DIRECTIONS: Work out how many lines of the data hold the string "other", and reply with that number alone.

RECORDS:
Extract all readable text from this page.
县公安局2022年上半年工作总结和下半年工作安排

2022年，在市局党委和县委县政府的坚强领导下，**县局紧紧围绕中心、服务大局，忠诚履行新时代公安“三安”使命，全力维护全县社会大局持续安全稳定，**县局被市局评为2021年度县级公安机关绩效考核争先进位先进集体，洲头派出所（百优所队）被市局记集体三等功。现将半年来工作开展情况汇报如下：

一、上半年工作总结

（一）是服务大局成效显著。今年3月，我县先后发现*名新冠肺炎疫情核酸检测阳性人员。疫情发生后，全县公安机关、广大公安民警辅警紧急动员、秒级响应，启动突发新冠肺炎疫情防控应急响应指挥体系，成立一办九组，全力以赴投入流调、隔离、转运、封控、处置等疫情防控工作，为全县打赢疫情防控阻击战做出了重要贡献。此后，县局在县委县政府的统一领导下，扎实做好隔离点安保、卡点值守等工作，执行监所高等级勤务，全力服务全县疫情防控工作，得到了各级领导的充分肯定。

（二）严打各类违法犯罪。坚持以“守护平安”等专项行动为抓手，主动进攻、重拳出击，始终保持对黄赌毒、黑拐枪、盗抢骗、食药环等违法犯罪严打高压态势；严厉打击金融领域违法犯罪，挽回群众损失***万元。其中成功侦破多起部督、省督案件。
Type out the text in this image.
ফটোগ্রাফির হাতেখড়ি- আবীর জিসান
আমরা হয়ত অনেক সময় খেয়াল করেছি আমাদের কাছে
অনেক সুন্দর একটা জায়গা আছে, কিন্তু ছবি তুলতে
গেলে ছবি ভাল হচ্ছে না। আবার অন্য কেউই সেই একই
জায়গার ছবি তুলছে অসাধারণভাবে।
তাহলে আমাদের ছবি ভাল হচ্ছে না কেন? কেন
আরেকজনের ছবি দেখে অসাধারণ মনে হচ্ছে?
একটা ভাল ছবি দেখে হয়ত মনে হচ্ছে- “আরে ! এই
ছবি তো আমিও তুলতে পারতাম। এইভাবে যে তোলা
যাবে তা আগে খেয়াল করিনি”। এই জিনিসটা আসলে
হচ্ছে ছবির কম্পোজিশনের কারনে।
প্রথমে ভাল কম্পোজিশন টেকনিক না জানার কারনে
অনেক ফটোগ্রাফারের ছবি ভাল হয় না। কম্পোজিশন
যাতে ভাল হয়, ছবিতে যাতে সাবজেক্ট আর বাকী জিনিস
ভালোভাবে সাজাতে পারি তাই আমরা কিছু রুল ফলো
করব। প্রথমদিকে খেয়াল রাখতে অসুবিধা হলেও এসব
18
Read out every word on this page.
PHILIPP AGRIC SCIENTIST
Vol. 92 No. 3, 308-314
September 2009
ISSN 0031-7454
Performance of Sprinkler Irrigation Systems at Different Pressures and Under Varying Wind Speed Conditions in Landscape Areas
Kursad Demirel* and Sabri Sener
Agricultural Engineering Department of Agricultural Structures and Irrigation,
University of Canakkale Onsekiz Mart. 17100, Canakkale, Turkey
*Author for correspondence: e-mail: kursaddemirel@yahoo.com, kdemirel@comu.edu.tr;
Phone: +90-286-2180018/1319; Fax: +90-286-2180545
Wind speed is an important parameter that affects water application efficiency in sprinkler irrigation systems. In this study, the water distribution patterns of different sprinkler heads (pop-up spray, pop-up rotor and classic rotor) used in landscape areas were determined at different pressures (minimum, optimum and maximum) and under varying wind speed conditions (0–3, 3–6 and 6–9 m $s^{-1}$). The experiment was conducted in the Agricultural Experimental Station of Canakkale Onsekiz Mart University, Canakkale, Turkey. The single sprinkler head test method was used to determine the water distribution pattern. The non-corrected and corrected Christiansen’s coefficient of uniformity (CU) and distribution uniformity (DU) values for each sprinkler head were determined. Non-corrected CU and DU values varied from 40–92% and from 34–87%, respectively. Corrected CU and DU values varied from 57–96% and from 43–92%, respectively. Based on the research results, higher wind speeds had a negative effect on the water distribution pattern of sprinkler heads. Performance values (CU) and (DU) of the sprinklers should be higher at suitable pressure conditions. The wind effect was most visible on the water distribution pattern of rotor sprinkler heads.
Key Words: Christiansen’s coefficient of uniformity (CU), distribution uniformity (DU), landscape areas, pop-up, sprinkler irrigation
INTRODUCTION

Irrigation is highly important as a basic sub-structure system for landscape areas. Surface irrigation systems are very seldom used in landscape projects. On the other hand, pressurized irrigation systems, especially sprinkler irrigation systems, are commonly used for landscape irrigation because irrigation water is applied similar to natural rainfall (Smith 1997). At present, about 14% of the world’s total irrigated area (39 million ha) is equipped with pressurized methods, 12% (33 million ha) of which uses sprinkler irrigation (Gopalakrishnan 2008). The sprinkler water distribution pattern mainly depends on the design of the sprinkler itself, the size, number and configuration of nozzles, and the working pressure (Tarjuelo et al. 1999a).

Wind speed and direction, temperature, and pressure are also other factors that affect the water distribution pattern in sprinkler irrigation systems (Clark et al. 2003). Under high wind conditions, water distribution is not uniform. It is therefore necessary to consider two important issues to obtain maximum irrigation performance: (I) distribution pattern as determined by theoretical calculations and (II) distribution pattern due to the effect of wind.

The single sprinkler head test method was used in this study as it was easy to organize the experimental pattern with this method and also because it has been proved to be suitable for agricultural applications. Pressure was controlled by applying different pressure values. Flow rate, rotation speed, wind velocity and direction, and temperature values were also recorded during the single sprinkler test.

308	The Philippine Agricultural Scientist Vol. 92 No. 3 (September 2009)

FINAL RESULT: 2